Isolate every line in the records below with "active" in it.

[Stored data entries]
____________________

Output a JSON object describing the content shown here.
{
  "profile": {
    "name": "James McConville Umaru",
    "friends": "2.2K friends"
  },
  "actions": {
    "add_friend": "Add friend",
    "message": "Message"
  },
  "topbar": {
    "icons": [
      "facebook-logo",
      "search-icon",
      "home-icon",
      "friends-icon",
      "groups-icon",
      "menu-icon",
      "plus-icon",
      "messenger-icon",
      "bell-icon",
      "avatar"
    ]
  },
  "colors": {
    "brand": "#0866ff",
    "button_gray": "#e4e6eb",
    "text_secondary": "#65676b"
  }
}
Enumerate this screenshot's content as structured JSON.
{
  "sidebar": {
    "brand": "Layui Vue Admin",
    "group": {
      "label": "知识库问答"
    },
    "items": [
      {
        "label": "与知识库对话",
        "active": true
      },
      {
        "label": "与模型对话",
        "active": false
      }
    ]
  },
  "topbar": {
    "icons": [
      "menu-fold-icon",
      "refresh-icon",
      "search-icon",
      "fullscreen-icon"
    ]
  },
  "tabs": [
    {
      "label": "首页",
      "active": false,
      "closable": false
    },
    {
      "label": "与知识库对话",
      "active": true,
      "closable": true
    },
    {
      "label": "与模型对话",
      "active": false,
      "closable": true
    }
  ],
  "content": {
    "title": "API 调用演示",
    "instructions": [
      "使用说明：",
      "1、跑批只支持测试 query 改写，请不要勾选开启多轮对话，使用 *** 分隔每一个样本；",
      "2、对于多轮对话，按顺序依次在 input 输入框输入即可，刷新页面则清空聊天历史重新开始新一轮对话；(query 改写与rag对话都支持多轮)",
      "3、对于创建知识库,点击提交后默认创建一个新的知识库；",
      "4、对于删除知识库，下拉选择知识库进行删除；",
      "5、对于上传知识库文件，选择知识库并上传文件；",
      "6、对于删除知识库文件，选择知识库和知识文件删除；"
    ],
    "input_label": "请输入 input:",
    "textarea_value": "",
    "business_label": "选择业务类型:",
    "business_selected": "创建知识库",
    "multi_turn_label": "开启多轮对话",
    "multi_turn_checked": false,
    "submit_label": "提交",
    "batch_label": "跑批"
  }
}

____________________

ANSWER FOR THIS EXERCISE:
        "active": true
        "active": false
      "active": false,
      "active": true,
      "active": false,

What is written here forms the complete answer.